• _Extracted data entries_
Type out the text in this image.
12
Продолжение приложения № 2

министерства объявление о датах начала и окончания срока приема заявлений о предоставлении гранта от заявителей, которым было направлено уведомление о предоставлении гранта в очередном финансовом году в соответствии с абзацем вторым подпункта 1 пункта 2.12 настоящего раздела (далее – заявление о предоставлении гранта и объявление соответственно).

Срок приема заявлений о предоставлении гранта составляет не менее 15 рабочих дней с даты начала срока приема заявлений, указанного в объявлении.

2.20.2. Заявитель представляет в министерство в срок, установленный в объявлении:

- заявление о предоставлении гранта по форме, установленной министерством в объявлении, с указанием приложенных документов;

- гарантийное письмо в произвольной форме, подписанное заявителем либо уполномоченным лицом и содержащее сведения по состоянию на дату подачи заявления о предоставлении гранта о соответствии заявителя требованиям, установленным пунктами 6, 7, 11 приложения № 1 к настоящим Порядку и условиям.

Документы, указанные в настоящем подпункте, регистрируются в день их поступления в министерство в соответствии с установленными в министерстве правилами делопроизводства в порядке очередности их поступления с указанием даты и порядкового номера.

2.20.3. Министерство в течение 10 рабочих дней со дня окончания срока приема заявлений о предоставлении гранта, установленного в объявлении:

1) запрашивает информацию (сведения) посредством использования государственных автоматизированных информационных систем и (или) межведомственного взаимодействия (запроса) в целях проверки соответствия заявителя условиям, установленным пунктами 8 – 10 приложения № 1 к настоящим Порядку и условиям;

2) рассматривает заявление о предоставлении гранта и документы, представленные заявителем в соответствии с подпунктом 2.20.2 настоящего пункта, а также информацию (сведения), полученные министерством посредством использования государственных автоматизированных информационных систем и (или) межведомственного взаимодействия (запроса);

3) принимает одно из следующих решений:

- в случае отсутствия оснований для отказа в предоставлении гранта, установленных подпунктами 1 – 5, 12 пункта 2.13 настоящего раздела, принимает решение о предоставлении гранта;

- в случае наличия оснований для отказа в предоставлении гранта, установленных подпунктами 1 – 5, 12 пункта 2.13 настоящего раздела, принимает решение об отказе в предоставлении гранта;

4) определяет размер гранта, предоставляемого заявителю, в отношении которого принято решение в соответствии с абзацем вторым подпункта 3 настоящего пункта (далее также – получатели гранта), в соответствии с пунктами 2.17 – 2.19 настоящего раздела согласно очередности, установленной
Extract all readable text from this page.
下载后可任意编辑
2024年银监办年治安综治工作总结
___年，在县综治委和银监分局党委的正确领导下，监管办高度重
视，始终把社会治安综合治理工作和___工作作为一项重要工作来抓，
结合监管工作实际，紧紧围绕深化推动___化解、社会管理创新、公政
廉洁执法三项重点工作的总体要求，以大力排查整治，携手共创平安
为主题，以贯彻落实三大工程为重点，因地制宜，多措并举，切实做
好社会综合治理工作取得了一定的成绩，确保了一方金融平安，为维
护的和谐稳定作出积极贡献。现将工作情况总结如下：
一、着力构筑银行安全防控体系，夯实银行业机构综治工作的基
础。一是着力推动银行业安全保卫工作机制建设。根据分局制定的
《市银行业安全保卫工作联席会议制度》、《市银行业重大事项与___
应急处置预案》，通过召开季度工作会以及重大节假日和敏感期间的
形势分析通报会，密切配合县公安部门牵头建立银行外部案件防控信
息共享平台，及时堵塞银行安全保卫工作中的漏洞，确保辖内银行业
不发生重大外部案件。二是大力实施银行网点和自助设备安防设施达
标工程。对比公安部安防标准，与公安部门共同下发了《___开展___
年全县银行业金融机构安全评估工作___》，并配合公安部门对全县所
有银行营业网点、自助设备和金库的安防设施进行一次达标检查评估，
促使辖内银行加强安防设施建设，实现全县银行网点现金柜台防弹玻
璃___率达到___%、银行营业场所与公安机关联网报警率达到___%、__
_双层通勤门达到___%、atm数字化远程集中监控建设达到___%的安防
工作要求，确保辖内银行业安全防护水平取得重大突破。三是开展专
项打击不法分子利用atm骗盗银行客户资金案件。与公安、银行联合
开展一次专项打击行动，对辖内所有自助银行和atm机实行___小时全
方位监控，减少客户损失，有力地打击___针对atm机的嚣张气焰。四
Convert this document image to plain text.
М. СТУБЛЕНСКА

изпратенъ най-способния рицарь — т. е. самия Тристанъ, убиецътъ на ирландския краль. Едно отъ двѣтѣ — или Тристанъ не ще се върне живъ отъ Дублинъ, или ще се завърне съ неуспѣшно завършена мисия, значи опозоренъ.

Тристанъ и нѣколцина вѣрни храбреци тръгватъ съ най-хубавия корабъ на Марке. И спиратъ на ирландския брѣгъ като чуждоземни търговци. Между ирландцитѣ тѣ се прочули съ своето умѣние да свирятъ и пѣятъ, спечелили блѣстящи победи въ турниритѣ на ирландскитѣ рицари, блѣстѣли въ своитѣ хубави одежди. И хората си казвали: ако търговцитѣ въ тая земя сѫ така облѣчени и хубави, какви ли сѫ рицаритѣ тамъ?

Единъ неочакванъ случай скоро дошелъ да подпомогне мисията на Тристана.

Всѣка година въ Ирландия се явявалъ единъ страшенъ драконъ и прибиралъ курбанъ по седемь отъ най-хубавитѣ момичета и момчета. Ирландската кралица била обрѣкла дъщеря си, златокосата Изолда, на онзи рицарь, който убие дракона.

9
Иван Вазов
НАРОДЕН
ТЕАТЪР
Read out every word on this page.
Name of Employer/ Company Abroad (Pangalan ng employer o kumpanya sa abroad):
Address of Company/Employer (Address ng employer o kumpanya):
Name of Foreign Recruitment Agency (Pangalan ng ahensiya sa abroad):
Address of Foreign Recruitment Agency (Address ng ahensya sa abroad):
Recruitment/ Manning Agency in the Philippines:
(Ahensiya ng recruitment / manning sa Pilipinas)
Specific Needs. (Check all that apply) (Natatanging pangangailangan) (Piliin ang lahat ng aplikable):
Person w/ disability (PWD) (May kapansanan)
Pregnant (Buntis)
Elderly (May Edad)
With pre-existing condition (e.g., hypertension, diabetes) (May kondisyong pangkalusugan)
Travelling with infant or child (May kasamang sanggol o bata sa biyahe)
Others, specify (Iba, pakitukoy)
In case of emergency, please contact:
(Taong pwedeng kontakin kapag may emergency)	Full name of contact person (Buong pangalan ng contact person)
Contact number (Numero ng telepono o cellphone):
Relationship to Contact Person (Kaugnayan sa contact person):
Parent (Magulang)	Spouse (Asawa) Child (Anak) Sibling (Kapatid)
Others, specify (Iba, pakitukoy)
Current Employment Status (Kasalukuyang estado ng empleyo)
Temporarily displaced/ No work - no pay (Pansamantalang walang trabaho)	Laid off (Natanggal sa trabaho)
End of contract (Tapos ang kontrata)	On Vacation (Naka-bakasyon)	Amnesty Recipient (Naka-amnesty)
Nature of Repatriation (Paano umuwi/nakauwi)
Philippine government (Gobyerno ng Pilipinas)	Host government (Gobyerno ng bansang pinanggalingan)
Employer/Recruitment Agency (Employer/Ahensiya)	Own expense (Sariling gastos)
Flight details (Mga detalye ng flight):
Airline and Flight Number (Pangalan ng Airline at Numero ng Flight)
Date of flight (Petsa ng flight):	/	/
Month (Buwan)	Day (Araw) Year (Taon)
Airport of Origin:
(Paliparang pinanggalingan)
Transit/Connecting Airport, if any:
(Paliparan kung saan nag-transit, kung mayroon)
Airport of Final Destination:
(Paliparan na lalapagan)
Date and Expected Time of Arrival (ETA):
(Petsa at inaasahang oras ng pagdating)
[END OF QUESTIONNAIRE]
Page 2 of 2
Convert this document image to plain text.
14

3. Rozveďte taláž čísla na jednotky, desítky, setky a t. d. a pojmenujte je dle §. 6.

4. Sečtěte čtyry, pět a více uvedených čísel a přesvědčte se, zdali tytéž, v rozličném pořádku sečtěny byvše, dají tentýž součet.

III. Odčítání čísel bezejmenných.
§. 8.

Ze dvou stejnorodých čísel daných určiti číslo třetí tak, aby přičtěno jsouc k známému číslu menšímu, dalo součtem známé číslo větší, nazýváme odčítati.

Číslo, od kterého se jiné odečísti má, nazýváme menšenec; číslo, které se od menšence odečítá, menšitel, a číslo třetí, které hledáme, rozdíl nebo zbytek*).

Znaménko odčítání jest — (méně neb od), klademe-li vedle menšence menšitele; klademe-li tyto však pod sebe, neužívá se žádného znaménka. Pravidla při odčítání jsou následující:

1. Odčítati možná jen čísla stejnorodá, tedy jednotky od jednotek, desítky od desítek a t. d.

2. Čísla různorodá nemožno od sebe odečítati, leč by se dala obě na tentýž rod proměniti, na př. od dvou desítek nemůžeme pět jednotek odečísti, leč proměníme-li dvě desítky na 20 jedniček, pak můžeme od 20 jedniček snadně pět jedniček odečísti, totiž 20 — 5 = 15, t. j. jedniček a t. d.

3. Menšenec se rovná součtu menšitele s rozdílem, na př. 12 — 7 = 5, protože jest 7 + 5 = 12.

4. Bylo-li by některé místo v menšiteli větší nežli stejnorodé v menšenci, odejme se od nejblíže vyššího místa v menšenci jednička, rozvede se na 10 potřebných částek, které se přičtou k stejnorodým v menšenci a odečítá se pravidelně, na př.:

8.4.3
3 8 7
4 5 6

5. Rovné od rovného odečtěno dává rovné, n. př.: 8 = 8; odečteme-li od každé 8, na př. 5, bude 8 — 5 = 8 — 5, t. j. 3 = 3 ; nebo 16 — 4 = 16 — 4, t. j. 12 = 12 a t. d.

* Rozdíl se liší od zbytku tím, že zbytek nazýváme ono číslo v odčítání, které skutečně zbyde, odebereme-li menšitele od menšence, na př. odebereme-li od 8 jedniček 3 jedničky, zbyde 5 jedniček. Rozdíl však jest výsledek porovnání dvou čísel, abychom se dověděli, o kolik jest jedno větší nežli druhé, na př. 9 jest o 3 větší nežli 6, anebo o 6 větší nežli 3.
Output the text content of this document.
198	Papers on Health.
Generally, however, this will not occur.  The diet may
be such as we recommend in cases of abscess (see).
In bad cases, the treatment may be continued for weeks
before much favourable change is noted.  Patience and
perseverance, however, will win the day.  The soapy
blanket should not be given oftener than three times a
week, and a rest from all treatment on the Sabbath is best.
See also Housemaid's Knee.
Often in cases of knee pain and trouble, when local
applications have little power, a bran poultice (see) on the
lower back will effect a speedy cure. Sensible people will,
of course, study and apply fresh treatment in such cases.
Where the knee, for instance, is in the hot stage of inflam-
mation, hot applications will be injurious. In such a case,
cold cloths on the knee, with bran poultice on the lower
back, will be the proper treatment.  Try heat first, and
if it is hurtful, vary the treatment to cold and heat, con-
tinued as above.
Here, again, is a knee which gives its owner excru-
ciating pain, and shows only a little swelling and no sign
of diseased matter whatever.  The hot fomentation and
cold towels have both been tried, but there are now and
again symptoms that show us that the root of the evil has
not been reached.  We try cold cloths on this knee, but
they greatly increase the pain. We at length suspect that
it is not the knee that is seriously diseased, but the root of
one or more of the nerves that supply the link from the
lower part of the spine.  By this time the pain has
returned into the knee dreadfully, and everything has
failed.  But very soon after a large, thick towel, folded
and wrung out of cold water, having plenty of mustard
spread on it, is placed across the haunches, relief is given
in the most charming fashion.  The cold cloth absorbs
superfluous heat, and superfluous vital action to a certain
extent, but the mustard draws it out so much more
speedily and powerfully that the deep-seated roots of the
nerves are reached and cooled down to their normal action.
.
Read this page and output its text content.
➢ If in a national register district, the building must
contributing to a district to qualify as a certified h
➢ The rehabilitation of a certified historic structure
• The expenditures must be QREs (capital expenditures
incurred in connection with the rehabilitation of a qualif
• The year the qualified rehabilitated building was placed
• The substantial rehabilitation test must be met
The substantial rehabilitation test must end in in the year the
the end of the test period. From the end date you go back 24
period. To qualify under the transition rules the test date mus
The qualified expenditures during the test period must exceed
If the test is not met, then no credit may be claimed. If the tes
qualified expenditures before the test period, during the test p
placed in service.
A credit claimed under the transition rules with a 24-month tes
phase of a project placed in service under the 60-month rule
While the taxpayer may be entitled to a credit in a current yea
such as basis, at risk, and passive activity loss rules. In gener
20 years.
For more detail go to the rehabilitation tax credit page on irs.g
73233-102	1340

• _Directive_
Lines of the listing that contain the word "claimed" are to be counted; report only their number.

• _Response to the exercise_
2